__Task prompt__: Please count the lines below that contain the word "审批节点", and reply with that number alone.

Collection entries
┄┄┄┄┄┄┄┄┄┄┄┄┄┄┄┄┄┄┄┄
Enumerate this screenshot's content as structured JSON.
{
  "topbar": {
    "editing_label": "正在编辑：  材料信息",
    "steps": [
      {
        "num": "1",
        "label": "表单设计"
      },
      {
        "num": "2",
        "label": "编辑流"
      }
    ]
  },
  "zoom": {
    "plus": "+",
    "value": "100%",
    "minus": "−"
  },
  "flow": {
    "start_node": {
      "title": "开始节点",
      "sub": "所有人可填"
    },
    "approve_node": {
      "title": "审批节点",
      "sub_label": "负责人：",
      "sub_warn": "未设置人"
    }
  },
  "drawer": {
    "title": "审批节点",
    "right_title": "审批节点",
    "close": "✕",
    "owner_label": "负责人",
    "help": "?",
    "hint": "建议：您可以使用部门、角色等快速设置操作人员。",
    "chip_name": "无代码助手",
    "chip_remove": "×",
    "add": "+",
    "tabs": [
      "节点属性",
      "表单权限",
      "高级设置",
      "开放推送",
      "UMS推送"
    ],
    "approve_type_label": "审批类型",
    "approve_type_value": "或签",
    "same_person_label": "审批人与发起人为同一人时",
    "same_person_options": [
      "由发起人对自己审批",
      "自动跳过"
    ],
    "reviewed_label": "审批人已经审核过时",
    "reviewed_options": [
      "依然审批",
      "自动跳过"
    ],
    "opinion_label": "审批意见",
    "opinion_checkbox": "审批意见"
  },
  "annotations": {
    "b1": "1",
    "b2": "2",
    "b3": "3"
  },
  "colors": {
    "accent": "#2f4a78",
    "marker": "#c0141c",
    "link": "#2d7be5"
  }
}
┄┄┄┄┄┄┄┄┄┄┄┄┄┄┄┄┄┄┄┄
__Solved exercise__: 3